Set task
Search the material for the string "Resimdeki" and copy each line where it occurs.

Working data
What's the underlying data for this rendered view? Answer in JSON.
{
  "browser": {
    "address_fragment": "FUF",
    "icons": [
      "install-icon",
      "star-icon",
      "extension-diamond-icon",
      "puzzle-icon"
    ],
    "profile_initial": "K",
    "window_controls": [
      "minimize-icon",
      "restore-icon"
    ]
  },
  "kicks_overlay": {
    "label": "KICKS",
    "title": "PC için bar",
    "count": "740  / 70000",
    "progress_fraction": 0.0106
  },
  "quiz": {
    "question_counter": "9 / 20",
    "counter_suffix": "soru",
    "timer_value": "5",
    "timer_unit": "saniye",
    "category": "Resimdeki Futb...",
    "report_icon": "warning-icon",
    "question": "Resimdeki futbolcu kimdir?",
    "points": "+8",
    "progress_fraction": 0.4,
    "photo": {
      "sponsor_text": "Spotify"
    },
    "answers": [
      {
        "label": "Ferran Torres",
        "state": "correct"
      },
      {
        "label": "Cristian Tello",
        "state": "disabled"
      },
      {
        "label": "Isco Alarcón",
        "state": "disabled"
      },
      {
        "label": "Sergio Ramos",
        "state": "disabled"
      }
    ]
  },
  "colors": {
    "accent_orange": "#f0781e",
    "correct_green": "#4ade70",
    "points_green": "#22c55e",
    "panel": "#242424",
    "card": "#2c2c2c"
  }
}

Exercise response
    "category": "Resimdeki Futb...",
    "question": "Resimdeki futbolcu kimdir?",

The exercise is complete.